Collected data
____________
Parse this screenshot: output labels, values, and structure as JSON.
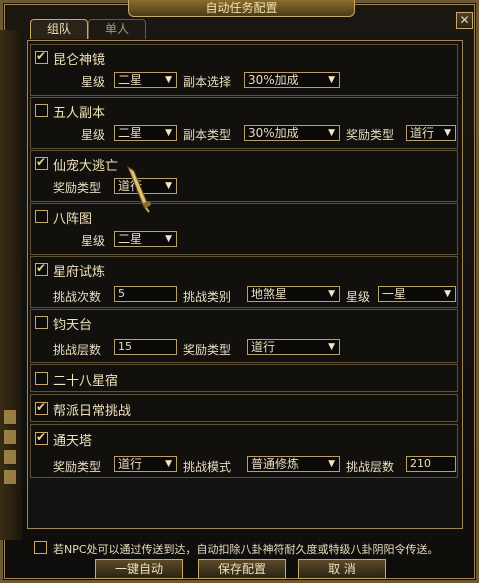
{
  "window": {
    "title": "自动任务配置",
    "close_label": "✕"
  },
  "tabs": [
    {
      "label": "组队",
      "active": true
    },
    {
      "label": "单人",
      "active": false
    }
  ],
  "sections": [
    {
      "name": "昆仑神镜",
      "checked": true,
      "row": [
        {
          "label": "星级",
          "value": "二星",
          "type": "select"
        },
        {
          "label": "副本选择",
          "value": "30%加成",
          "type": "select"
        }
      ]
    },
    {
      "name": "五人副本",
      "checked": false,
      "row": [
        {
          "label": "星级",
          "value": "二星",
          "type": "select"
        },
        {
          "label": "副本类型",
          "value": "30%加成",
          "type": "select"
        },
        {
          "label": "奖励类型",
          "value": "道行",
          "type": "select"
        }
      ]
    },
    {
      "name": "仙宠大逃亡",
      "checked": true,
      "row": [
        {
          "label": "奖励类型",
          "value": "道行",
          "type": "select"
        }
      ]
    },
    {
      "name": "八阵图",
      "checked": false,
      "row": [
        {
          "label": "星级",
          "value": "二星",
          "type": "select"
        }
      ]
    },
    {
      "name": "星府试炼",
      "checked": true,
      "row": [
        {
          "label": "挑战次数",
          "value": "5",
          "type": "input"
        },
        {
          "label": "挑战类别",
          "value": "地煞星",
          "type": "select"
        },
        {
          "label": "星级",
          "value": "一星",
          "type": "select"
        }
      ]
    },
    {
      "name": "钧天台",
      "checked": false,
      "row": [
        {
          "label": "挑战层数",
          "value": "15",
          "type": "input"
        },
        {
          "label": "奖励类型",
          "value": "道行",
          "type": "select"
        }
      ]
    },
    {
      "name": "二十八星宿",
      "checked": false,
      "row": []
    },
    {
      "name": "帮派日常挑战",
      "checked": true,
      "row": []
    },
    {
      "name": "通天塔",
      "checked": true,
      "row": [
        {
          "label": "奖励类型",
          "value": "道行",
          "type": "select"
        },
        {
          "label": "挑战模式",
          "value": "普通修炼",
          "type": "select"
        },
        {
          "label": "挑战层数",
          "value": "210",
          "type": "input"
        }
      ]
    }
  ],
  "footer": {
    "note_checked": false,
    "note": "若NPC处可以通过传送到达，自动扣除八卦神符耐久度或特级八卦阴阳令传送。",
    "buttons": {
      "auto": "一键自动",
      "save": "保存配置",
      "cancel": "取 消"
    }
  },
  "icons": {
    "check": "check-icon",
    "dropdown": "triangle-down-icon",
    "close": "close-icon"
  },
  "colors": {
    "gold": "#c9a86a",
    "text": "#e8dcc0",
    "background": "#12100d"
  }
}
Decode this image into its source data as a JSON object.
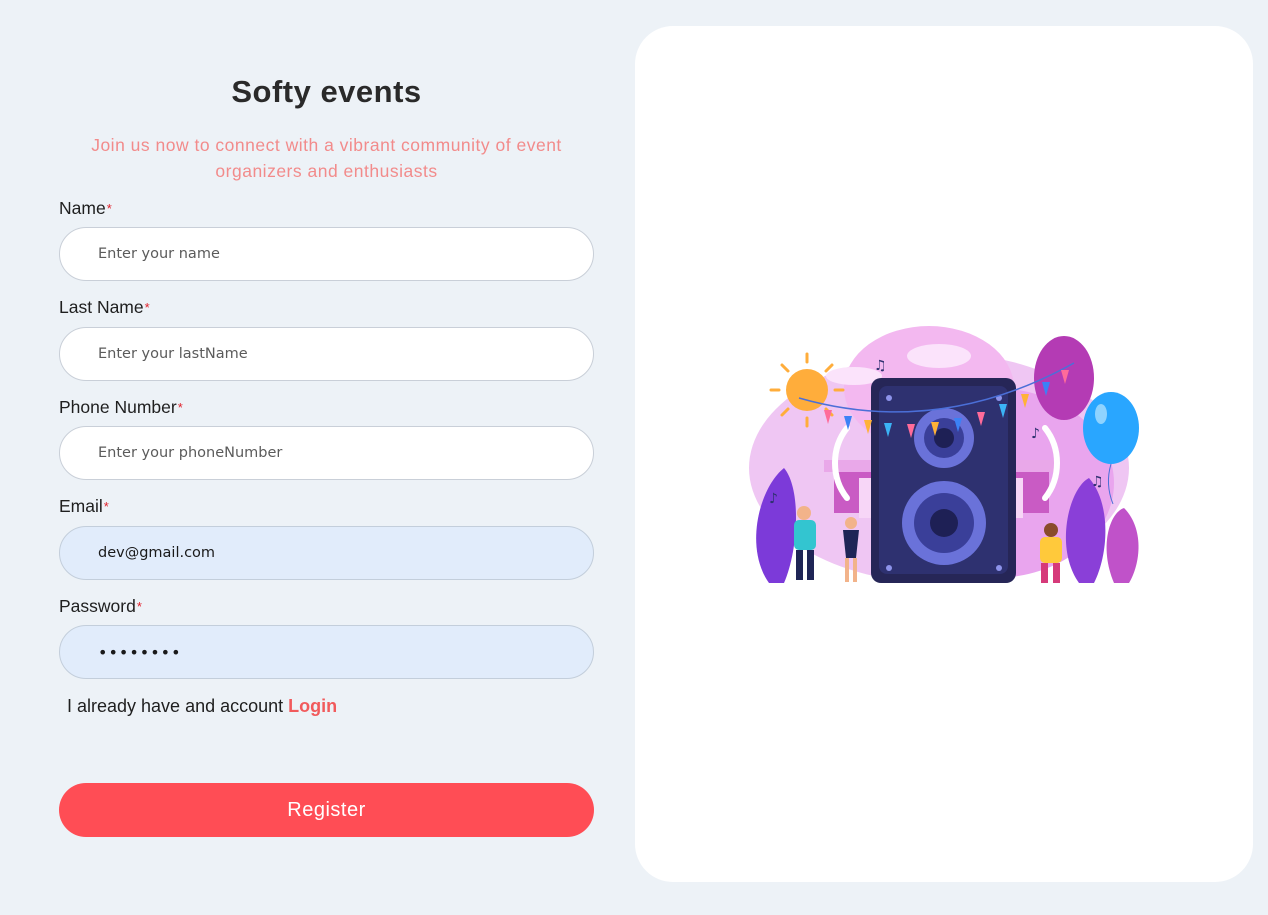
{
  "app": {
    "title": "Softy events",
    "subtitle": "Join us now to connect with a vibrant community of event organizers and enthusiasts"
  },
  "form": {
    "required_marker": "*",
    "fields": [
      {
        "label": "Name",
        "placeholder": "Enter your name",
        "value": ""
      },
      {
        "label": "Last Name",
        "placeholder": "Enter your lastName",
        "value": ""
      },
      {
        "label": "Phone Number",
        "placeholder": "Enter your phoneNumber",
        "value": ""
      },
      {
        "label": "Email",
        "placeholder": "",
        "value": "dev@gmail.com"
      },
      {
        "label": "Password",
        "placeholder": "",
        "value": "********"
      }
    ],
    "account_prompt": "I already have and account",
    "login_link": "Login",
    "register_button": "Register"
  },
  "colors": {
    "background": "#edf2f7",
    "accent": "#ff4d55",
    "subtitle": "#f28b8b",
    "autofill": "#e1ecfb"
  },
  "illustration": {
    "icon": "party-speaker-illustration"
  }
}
____________
=== Requirement ===
Write out each line of the data exactly; the images should be left out.

=== Worked answer ===
Parse this screenshot: output labels, values, and structure as JSON.
{
  "window": {
    "title": "自动任务配置",
    "close_label": "✕"
  },
  "tabs": [
    {
      "label": "组队",
      "active": true
    },
    {
      "label": "单人",
      "active": false
    }
  ],
  "sections": [
    {
      "name": "昆仑神镜",
      "checked": true,
      "row": [
        {
          "label": "星级",
          "value": "二星",
          "type": "select"
        },
        {
          "label": "副本选择",
          "value": "30%加成",
          "type": "select"
        }
      ]
    },
    {
      "name": "五人副本",
      "checked": false,
      "row": [
        {
          "label": "星级",
          "value": "二星",
          "type": "select"
        },
        {
          "label": "副本类型",
          "value": "30%加成",
          "type": "select"
        },
        {
          "label": "奖励类型",
          "value": "道行",
          "type": "select"
        }
      ]
    },
    {
      "name": "仙宠大逃亡",
      "checked": true,
      "row": [
        {
          "label": "奖励类型",
          "value": "道行",
          "type": "select"
        }
      ]
    },
    {
      "name": "八阵图",
      "checked": false,
      "row": [
        {
          "label": "星级",
          "value": "二星",
          "type": "select"
        }
      ]
    },
    {
      "name": "星府试炼",
      "checked": true,
      "row": [
        {
          "label": "挑战次数",
          "value": "5",
          "type": "input"
        },
        {
          "label": "挑战类别",
          "value": "地煞星",
          "type": "select"
        },
        {
          "label": "星级",
          "value": "一星",
          "type": "select"
        }
      ]
    },
    {
      "name": "钧天台",
      "checked": false,
      "row": [
        {
          "label": "挑战层数",
          "value": "15",
          "type": "input"
        },
        {
          "label": "奖励类型",
          "value": "道行",
          "type": "select"
        }
      ]
    },
    {
      "name": "二十八星宿",
      "checked": false,
      "row": []
    },
    {
      "name": "帮派日常挑战",
      "checked": true,
      "row": []
    },
    {
      "name": "通天塔",
      "checked": true,
      "row": [
        {
          "label": "奖励类型",
          "value": "道行",
          "type": "select"
        },
        {
          "label": "挑战模式",
          "value": "普通修炼",
          "type": "select"
        },
        {
          "label": "挑战层数",
          "value": "210",
          "type": "input"
        }
      ]
    }
  ],
  "footer": {
    "note_checked": false,
    "note": "若NPC处可以通过传送到达，自动扣除八卦神符耐久度或特级八卦阴阳令传送。",
    "buttons": {
      "auto": "一键自动",
      "save": "保存配置",
      "cancel": "取 消"
    }
  },
  "icons": {
    "check": "check-icon",
    "dropdown": "triangle-down-icon",
    "close": "close-icon"
  },
  "colors": {
    "gold": "#c9a86a",
    "text": "#e8dcc0",
    "background": "#12100d"
  }
}
Decode this image into its source data as a JSON object.
{
  "app": {
    "title": "Softy events",
    "subtitle": "Join us now to connect with a vibrant community of event organizers and enthusiasts"
  },
  "form": {
    "required_marker": "*",
    "fields": [
      {
        "label": "Name",
        "placeholder": "Enter your name",
        "value": ""
      },
      {
        "label": "Last Name",
        "placeholder": "Enter your lastName",
        "value": ""
      },
      {
        "label": "Phone Number",
        "placeholder": "Enter your phoneNumber",
        "value": ""
      },
      {
        "label": "Email",
        "placeholder": "",
        "value": "dev@gmail.com"
      },
      {
        "label": "Password",
        "placeholder": "",
        "value": "********"
      }
    ],
    "account_prompt": "I already have and account",
    "login_link": "Login",
    "register_button": "Register"
  },
  "colors": {
    "background": "#edf2f7",
    "accent": "#ff4d55",
    "subtitle": "#f28b8b",
    "autofill": "#e1ecfb"
  },
  "illustration": {
    "icon": "party-speaker-illustration"
  }
}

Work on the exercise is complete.